### Goal of the exercise
Find each line with the string "image" and copy it.

### Stored rows

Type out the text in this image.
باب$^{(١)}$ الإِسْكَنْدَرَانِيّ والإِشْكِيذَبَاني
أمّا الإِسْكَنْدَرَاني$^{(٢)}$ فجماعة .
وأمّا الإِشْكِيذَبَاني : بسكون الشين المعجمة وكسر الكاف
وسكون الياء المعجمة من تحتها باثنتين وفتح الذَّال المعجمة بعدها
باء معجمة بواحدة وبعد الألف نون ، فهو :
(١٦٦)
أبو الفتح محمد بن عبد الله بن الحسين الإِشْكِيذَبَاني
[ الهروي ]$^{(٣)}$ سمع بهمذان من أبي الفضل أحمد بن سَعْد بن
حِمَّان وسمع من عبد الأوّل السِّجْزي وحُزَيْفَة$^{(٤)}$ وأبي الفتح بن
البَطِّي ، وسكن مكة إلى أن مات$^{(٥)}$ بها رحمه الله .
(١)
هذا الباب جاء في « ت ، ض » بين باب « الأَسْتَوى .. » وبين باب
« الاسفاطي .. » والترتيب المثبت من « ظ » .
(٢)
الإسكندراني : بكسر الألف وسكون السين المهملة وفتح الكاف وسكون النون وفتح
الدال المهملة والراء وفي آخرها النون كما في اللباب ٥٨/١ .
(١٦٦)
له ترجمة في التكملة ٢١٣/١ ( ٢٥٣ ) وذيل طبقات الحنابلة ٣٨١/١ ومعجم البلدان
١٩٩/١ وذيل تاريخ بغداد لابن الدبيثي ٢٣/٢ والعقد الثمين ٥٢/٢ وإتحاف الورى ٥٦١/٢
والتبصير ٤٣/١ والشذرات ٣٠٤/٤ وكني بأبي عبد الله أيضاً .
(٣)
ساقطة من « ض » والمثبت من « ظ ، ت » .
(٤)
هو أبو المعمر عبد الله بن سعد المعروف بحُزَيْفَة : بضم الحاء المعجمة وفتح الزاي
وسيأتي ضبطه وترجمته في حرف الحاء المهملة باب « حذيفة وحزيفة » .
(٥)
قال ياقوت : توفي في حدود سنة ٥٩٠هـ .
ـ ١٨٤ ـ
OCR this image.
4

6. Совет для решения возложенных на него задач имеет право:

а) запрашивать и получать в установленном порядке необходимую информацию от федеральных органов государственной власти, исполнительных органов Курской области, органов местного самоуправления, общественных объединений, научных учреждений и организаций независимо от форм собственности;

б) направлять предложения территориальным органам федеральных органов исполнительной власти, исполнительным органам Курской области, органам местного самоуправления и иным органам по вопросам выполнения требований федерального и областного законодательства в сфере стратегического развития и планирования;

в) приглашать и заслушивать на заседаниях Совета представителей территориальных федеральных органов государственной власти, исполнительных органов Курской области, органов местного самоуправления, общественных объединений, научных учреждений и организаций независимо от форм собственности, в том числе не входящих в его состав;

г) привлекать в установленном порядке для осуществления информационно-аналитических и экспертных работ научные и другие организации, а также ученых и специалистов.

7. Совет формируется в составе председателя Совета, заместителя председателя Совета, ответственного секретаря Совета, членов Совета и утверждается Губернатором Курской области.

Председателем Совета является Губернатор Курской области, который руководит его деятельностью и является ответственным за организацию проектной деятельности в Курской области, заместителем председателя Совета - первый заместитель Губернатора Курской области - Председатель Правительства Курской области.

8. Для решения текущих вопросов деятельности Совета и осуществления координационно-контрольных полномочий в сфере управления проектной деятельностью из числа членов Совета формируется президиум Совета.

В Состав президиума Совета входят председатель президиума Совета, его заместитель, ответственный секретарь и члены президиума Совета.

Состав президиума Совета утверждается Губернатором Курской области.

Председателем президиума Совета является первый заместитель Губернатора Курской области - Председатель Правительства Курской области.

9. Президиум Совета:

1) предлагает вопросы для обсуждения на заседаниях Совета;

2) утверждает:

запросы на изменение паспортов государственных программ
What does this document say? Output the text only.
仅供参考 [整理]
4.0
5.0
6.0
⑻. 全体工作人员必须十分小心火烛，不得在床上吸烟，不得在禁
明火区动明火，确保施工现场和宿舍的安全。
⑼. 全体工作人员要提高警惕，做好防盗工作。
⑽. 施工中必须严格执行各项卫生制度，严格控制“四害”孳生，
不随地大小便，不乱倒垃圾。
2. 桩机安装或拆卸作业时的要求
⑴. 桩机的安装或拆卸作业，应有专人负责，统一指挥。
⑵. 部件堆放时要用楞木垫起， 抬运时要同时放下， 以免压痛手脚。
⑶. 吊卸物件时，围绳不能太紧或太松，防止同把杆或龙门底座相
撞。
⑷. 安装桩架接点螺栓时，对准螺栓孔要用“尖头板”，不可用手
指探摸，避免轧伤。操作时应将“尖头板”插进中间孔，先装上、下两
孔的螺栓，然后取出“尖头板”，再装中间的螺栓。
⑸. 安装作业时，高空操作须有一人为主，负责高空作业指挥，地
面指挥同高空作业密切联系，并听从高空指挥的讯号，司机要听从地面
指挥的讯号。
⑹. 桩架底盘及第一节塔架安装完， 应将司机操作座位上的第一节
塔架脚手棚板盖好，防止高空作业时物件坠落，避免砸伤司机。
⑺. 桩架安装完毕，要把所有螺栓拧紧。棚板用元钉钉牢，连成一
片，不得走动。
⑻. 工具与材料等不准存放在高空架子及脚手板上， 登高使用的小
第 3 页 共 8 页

### Response to this task
Type out the text in this image.
OCR this image.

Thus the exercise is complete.